━━ SUPPLIED MATERIAL

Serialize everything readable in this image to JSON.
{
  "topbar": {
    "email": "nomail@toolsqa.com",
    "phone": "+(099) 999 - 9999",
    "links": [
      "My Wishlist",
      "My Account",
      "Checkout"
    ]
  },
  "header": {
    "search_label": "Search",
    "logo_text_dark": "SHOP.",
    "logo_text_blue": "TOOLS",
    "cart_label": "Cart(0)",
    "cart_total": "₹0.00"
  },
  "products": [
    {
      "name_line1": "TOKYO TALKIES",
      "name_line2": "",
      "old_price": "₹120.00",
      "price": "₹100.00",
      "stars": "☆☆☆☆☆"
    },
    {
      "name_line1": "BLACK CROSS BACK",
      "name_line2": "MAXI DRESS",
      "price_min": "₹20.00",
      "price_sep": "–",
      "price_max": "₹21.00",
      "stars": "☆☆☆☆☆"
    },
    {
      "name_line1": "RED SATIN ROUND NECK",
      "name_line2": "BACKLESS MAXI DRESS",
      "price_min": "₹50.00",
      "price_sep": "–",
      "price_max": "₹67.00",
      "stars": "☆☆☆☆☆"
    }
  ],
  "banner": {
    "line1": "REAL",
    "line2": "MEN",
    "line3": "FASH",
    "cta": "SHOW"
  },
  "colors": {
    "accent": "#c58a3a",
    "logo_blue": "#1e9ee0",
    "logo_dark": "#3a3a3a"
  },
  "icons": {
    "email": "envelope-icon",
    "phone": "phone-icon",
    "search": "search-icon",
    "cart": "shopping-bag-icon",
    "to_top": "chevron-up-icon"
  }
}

━━━━

## PROBLEM DETAILS
Find and copy every line in the entries above where the string "DRESS" occurs.

## SOLUTION
      "name_line2": "MAXI DRESS",
      "name_line2": "BACKLESS MAXI DRESS",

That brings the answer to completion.